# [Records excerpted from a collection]

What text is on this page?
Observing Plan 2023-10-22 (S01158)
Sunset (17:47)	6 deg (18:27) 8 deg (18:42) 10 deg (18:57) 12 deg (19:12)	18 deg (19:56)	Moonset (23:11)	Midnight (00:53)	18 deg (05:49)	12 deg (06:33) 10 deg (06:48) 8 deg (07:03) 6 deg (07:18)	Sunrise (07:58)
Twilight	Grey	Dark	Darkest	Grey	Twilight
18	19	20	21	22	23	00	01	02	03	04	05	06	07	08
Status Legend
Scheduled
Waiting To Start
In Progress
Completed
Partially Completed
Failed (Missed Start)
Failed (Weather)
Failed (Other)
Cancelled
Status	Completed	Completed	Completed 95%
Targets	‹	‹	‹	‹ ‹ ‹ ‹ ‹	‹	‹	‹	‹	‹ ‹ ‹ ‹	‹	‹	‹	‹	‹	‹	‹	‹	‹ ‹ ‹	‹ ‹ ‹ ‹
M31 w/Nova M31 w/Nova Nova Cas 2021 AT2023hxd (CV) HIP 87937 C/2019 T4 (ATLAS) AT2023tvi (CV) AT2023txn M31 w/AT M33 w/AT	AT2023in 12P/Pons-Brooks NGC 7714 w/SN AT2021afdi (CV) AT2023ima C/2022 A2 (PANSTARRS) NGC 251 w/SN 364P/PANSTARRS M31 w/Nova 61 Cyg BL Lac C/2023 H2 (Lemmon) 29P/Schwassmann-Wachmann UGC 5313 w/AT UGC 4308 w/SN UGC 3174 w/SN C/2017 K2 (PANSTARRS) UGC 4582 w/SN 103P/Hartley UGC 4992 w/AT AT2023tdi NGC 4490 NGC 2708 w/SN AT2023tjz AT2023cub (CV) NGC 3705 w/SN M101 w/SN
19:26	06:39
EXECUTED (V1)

# [SET EXERCISE]
Where a line holds the string "Status", copy that line.

# [SOLUTION BELOW]
Status Legend
Status	Completed	Completed	Completed 95%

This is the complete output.